Eine kürzliche Untersuchung der Aarhus University in Zusammenarbeit mit Anna Piil Damm und der Rockwool Foundation Berlin enthüllt, wie die Asylmigration die deutsche Wirtschaft ins Abseits treibt. Die Studie analysiert Daten von 1995 bis 2016 und zeigt klare Zusammenhänge: Eine Zuwanderung um ein Prozent der Bevölkerung innerhalb von fünf Jahren führt bereits zu einem Anstieg der Mieten um sechs Prozent und der Immobilienpreise um elf Prozent.
Über den gesamten Zeitraum stieg die deutsche Immobilienwirtschaft um 51 Prozent, wobei der Asylzuzug für rund zwei Drittel dieses Wachstums verantwortlich ist. Die Ergebnisse sind alarmierend – in Ballungsräumen wie Berlin und München drängen die neuen Wohnraumnachfragen so stark, dass viele junge Familien ihre Unterkunft nicht mehr leisten können. Gleichzeitig bleibt die Arbeitslosigkeit hoch, die Löhne stagnieren und die Steuerlast wird durch staatliche Unterstützung für neue Mieter weiter gesteigert.

···

Greifen Sie den Text über Asylmigration und Immobilienpreise an seinem Ende auf und führen Sie ihn fort. Die nachstehenden Einträge stehen in keinem Zusammenhang mit dem Text über Asylmigration und Immobilienpreise.

### Bereitgestellte Daten
···

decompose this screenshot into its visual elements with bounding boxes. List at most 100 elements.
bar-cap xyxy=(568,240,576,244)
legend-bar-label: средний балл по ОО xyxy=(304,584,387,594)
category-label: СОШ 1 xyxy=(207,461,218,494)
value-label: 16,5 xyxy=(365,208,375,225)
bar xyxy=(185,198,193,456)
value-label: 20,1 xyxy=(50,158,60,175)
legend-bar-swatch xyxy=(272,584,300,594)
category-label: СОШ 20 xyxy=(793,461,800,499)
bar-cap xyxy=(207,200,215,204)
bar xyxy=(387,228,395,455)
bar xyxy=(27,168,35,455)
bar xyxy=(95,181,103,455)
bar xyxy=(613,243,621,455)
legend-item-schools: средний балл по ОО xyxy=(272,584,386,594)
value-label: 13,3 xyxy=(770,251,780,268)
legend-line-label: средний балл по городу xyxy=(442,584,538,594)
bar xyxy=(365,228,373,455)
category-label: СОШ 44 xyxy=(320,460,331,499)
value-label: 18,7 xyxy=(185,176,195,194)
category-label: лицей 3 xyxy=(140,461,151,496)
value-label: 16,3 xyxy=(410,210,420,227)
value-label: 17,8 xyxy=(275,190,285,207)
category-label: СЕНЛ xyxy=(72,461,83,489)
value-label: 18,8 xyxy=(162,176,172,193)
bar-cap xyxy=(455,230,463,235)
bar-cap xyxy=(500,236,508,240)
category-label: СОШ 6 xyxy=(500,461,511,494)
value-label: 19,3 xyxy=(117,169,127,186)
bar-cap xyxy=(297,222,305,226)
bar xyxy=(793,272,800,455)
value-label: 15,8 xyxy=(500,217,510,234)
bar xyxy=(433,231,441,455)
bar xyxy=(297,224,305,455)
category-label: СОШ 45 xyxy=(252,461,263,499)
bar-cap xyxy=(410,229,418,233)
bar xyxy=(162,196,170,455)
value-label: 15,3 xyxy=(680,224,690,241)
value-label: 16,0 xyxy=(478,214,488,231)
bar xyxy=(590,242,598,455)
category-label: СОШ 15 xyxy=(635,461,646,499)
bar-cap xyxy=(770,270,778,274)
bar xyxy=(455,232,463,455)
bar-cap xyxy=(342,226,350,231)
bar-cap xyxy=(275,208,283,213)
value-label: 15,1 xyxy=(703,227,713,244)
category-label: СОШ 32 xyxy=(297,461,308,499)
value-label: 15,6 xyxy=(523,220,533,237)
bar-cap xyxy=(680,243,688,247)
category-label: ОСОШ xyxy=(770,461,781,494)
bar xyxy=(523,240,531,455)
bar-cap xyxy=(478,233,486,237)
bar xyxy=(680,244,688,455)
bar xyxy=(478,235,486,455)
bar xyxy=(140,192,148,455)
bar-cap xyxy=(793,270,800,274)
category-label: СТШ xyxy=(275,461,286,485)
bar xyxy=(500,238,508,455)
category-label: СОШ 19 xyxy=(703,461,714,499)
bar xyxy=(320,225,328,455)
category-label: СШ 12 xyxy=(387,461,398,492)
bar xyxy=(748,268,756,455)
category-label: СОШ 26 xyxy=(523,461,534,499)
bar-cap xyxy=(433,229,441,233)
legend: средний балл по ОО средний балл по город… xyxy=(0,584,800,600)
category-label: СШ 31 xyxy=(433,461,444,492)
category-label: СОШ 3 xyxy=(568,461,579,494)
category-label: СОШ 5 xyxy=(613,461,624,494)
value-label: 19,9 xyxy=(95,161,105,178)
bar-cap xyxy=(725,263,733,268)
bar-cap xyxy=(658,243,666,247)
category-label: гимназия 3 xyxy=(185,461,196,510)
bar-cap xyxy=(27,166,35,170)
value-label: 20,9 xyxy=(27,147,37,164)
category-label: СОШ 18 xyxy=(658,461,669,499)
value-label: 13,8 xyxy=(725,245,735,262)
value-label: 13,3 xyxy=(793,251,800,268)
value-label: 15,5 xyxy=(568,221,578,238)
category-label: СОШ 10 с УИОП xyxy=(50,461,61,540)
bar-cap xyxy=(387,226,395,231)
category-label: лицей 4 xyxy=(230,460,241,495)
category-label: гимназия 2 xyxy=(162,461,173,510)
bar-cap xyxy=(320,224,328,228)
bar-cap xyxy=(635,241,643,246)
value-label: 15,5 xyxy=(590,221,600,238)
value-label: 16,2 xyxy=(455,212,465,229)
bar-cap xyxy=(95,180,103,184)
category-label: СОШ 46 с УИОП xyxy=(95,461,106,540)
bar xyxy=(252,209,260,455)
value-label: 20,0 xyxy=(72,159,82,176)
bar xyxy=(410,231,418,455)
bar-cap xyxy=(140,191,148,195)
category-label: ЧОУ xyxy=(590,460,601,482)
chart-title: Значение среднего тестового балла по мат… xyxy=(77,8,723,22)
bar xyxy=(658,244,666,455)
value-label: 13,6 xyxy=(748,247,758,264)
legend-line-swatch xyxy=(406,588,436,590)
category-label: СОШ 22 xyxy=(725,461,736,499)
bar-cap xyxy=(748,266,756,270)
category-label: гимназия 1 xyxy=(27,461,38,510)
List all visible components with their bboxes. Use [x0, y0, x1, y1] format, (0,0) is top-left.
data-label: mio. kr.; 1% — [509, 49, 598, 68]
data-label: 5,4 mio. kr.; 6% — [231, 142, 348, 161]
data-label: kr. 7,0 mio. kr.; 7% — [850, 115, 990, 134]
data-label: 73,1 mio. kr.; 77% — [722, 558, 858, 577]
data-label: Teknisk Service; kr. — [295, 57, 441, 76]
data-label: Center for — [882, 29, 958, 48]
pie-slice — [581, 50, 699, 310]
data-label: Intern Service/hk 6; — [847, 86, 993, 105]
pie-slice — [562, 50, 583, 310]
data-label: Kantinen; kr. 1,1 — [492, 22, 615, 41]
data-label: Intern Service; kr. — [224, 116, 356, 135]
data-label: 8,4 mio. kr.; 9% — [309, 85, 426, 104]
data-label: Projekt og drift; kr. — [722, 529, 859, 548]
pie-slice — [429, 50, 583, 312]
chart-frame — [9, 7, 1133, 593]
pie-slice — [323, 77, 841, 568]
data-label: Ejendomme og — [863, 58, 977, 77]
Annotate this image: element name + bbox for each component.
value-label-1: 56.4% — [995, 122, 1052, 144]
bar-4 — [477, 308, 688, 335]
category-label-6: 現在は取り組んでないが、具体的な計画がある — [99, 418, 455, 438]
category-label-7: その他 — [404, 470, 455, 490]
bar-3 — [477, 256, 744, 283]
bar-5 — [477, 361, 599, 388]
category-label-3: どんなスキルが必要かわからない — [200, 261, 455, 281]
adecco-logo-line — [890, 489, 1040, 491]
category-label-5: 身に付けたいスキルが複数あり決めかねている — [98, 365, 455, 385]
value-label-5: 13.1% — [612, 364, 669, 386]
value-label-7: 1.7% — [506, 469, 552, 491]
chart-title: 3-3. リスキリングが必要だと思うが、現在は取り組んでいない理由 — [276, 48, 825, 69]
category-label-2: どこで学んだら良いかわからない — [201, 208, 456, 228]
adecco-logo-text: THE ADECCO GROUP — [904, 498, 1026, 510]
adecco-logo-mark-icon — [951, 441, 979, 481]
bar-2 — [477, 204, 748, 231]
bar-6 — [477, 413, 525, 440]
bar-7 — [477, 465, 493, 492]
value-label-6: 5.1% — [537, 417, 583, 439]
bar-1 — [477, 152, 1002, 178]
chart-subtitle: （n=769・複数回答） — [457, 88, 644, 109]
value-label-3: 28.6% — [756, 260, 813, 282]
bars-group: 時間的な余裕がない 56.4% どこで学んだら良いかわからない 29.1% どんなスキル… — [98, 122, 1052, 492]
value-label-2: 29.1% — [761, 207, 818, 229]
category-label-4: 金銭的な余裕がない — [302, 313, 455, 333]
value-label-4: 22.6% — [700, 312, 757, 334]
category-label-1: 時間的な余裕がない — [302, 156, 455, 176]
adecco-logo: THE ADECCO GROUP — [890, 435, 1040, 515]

···

### Antwort zur Aufgabe
Die deutsche Wirtschaft befindet sich bereits in einer schweren Krise: Die Umverteilung von Reichtum von den Mietern hin zu Immobilieninvestoren führt zu einem immer stärker werdenden Wirtschaftsabsturz. Politiker, die die Asylmigration als Lösung für soziale Probleme betrachten, ignorieren die wirtschaftlichen Folgen und sorgen stattdessen für eine weitere Destabilisierung der Volkswirtschaft.
Dänemark hat kürzlich seine Asylpolitik verschärft und setzt stärker auf Remigration – ein Ansatz, den Deutschland bislang vermeidet. Die Studie aus Aarhus und Berlin warnt: Ohne umfassende Reformen der Flüchtlingspolitik wird die deutsche Wirtschaft nicht mehr stabilisieren können. In einer Zeit von steigender Inflation und wachsender Wohnungsnot ist es höchste Notwendigkeit, die Ursachen der Krise zu erkennen – bevor sie sich zu einem vollständigen Zusammenbruch entwickeln.